>>>

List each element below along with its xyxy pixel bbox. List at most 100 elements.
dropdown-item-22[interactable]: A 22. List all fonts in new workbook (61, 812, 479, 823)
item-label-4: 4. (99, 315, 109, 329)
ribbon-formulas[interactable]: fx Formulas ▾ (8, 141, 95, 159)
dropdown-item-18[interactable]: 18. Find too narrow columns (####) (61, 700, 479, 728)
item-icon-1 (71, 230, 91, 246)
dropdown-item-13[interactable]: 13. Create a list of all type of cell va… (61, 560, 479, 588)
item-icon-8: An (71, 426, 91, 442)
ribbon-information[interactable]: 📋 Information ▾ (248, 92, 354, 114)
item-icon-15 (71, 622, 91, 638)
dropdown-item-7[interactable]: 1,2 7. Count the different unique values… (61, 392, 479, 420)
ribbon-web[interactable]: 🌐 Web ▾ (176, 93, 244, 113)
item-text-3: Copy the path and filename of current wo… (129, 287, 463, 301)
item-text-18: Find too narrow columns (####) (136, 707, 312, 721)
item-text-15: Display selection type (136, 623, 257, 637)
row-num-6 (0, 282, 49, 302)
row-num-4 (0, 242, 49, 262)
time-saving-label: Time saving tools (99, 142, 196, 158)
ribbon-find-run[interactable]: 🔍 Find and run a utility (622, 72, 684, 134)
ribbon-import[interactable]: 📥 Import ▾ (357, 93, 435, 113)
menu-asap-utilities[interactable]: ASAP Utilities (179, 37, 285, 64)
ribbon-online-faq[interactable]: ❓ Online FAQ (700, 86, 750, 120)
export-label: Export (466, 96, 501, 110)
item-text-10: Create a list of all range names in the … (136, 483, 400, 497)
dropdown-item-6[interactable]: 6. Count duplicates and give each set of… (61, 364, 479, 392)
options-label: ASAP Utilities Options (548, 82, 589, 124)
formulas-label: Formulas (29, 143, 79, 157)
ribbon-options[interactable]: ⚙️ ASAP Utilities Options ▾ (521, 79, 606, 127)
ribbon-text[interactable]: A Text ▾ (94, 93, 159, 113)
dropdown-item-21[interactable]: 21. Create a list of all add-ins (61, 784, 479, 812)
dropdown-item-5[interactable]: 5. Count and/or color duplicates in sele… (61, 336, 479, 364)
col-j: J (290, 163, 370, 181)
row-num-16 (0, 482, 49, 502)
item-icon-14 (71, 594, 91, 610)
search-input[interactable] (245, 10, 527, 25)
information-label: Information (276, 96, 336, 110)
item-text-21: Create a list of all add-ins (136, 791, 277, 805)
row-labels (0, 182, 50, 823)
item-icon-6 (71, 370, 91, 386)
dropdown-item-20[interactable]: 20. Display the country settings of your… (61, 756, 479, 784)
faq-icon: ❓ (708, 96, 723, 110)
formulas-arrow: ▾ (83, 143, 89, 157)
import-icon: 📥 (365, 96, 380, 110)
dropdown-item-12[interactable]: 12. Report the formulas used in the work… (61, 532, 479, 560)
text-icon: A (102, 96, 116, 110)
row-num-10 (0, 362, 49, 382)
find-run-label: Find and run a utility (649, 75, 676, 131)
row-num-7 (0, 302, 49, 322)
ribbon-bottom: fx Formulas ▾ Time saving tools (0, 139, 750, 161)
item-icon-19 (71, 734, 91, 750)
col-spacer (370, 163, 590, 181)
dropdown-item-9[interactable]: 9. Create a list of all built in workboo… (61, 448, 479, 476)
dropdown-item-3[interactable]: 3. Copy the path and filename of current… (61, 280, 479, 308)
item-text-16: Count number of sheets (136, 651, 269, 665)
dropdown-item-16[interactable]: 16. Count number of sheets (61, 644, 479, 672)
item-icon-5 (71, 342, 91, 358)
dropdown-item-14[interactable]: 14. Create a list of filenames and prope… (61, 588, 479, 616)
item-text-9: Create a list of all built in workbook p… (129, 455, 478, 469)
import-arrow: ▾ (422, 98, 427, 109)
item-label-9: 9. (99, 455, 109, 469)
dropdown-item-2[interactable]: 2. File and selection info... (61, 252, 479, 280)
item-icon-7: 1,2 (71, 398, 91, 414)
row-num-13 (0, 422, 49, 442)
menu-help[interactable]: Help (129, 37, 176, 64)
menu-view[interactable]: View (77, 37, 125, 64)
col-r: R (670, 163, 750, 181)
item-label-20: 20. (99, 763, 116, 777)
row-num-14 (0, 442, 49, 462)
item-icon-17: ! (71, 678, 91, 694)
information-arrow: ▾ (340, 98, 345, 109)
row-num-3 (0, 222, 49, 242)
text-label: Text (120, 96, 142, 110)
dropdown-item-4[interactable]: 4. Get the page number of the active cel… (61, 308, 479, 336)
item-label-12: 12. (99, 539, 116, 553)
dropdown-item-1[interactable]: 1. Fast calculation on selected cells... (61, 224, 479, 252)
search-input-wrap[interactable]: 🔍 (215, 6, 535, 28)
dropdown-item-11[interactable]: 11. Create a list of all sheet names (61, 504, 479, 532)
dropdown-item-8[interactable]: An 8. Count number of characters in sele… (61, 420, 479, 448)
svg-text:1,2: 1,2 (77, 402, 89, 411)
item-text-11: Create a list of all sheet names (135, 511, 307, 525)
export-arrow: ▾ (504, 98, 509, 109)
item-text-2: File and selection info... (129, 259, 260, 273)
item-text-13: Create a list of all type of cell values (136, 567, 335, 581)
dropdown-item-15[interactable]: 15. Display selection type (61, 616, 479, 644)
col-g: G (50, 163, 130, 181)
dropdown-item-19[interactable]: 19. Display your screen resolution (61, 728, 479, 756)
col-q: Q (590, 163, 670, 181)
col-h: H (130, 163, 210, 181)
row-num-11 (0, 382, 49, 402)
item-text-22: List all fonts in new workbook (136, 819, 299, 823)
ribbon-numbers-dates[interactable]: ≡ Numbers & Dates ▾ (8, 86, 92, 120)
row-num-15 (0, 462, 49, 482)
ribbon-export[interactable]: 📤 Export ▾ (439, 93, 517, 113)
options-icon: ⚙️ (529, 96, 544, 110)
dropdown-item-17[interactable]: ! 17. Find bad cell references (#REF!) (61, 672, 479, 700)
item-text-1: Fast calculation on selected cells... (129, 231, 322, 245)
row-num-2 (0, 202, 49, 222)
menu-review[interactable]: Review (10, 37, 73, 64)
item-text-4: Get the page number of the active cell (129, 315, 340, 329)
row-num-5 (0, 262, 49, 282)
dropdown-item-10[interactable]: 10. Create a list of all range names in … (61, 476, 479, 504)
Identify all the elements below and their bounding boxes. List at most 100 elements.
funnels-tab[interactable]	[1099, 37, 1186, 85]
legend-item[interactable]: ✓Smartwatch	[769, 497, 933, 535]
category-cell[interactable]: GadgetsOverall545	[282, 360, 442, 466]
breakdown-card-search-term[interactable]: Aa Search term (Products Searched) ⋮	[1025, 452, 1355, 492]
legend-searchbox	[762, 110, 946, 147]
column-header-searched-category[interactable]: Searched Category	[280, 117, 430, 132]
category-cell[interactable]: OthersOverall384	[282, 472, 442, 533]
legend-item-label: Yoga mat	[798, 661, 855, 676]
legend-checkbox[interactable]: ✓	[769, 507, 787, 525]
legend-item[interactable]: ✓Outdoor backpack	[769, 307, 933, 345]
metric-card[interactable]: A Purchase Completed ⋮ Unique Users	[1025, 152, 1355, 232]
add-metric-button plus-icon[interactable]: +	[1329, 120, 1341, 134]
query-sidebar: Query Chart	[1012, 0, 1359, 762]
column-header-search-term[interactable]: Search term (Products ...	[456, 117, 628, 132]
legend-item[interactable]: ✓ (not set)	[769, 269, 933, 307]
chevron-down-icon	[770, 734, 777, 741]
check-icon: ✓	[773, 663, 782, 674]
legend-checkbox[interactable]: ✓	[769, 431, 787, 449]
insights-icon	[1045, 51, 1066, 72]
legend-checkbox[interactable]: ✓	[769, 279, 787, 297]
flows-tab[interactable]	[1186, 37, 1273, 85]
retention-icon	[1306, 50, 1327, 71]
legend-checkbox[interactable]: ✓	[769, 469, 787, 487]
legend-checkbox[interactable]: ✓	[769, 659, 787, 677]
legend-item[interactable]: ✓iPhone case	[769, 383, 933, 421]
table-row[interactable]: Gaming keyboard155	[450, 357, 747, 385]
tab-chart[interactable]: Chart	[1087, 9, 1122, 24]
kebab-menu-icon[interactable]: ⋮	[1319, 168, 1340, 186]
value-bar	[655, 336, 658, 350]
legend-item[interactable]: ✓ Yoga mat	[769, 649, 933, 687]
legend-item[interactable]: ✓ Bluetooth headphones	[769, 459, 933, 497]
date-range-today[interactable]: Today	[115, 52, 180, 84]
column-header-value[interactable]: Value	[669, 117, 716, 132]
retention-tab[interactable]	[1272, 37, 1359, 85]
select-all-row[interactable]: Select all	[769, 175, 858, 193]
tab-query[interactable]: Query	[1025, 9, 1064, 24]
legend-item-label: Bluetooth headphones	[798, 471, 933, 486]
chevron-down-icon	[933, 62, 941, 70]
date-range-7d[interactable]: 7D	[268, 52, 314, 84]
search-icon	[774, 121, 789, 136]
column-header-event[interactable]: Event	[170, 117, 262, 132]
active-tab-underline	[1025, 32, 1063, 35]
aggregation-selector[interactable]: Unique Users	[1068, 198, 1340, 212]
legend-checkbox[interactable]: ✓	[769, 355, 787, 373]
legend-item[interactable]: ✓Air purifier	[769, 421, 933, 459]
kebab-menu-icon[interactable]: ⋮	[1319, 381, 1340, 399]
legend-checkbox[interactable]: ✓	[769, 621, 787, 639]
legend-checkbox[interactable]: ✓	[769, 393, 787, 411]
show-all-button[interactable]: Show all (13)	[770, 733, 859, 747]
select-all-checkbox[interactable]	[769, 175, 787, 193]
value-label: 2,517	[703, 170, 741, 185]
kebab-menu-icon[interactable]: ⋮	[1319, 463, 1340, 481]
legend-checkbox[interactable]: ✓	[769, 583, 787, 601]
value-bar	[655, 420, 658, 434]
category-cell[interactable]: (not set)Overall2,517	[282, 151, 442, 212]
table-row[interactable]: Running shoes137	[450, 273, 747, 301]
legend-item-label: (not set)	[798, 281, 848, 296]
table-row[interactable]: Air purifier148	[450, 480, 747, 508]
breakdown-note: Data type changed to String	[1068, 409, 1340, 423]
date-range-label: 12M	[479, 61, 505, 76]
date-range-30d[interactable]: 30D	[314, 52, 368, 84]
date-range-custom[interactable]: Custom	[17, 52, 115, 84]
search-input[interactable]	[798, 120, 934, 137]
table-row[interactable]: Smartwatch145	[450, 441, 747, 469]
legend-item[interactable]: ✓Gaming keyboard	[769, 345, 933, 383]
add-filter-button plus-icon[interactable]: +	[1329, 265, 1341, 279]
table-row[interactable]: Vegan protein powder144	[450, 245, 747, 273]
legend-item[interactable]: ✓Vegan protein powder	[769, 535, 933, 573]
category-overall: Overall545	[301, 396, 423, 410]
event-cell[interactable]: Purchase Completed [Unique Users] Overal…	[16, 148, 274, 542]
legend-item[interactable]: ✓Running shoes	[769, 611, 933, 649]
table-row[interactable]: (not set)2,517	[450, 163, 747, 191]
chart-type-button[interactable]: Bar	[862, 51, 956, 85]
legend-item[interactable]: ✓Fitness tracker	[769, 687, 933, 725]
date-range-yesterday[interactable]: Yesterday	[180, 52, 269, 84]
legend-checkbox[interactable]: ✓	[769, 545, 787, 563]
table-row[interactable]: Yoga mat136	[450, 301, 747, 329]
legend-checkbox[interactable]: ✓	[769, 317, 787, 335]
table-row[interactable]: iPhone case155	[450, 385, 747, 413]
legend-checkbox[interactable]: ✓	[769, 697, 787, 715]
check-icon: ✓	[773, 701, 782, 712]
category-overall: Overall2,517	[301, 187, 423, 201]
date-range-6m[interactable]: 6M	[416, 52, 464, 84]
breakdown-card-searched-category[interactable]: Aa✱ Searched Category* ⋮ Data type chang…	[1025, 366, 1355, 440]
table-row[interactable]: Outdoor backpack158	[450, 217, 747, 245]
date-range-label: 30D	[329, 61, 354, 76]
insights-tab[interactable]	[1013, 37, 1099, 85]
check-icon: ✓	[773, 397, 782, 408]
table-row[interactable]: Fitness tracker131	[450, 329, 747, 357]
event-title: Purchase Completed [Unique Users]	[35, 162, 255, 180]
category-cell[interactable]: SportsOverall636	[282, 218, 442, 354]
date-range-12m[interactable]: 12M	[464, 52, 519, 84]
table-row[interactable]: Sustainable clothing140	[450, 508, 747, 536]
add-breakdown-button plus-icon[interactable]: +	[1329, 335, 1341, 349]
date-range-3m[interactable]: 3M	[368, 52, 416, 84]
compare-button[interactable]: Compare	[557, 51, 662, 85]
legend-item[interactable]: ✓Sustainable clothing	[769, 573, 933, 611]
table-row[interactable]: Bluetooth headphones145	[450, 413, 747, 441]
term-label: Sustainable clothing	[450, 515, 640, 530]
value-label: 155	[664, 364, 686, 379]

<<<

## Task objective
Which of the lines in the material carry the string "selection"? Pull them out.

## Finished exercise
item-text-15: Display selection type (136, 623, 257, 637)
dropdown-item-2[interactable]: 2. File and selection info... (61, 252, 479, 280)
item-text-2: File and selection info... (129, 259, 260, 273)
dropdown-item-15[interactable]: 15. Display selection type (61, 616, 479, 644)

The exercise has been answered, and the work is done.